TASK INSTRUCTIONS:
In the records below, work out how many lines hold the word "title". Report the number alone.

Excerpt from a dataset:
— Start —

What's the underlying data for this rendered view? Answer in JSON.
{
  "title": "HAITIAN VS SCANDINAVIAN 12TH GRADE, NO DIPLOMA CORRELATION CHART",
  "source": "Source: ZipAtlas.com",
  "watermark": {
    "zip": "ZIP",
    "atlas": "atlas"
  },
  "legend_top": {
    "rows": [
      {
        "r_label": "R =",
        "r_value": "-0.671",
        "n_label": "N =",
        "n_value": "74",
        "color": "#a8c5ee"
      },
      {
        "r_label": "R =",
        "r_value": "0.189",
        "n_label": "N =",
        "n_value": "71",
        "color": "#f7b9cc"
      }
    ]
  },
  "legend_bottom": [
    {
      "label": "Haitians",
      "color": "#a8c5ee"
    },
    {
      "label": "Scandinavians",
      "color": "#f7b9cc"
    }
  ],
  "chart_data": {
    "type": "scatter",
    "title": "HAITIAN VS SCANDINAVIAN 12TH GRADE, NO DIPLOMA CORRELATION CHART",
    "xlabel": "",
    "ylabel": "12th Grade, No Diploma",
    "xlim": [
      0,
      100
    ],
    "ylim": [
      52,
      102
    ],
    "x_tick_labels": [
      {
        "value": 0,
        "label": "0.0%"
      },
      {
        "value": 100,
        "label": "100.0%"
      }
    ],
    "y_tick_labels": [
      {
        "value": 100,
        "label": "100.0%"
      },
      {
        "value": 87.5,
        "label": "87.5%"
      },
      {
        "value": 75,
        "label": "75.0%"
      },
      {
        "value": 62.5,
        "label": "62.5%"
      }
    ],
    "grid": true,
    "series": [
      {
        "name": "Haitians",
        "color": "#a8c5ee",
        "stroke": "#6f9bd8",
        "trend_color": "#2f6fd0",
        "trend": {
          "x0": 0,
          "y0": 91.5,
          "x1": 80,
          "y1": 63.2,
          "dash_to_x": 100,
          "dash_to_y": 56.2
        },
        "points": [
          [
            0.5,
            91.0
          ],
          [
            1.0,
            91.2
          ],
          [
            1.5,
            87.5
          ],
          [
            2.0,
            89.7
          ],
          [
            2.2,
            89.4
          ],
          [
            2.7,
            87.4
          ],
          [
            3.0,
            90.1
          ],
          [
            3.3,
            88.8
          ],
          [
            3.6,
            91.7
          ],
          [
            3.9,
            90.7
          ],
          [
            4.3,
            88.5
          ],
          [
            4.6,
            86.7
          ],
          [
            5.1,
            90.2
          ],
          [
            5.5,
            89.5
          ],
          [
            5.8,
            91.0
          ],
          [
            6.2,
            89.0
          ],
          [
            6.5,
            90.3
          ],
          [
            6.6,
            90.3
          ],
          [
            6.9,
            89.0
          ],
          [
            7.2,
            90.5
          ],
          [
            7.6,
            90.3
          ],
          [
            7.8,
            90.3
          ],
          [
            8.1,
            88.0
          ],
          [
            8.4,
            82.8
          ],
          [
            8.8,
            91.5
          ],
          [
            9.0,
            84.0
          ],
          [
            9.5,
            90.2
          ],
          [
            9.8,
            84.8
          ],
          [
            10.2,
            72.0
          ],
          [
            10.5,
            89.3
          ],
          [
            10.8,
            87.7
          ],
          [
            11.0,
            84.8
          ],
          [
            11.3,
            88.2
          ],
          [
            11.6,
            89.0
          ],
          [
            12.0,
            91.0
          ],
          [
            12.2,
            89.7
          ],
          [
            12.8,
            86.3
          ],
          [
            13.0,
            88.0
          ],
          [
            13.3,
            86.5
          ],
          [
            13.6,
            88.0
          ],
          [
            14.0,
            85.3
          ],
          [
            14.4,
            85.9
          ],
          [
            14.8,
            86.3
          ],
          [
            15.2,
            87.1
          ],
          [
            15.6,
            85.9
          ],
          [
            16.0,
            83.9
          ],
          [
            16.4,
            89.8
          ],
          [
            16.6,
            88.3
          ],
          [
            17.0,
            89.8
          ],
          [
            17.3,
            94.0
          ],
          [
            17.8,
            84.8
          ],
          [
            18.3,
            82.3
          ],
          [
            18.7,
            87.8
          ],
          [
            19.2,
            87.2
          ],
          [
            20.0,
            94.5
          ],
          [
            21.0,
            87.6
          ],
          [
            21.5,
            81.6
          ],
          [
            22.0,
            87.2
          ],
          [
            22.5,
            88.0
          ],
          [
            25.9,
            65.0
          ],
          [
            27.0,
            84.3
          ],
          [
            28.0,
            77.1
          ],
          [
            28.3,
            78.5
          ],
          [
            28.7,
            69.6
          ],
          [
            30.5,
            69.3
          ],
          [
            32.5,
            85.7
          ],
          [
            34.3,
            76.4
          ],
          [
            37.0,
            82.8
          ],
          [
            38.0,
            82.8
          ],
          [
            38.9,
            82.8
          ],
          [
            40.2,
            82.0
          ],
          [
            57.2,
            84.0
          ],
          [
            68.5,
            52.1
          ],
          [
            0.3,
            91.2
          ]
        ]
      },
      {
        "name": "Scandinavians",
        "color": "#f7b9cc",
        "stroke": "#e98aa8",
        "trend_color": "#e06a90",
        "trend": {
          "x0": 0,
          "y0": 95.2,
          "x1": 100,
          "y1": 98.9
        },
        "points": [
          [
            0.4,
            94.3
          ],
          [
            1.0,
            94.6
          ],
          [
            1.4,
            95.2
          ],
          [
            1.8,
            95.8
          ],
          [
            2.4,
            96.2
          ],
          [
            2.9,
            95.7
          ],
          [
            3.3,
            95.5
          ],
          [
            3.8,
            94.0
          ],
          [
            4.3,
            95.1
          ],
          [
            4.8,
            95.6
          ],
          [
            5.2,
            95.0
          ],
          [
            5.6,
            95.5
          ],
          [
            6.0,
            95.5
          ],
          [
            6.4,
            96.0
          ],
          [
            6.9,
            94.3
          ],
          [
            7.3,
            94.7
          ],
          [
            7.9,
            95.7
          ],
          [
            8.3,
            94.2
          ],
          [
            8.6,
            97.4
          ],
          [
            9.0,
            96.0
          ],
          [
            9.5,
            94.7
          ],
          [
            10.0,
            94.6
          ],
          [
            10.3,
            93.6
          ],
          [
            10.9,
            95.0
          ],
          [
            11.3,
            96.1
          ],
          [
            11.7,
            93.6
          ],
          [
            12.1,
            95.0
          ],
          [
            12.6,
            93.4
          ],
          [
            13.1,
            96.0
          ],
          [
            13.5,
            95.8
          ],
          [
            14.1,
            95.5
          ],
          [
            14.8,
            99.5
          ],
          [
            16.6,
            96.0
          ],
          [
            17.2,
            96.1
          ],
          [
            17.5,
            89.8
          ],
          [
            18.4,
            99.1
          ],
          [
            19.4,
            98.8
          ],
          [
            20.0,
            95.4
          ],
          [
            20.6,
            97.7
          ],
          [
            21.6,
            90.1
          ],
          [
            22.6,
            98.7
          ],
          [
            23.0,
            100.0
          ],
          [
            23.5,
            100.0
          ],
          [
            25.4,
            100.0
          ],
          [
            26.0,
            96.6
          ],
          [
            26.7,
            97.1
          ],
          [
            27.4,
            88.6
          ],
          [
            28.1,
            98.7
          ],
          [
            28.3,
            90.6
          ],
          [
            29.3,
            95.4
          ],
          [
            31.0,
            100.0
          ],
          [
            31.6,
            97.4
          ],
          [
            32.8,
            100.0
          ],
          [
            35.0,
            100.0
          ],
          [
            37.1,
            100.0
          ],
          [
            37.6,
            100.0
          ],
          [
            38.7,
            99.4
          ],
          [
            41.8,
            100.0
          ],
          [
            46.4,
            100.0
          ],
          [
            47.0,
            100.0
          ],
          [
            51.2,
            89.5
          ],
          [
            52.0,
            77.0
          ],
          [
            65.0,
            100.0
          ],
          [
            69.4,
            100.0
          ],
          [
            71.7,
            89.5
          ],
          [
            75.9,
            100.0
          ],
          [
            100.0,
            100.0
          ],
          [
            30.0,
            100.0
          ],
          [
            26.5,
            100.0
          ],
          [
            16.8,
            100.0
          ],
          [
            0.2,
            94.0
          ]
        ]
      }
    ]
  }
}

— End —

RESPONSE:
2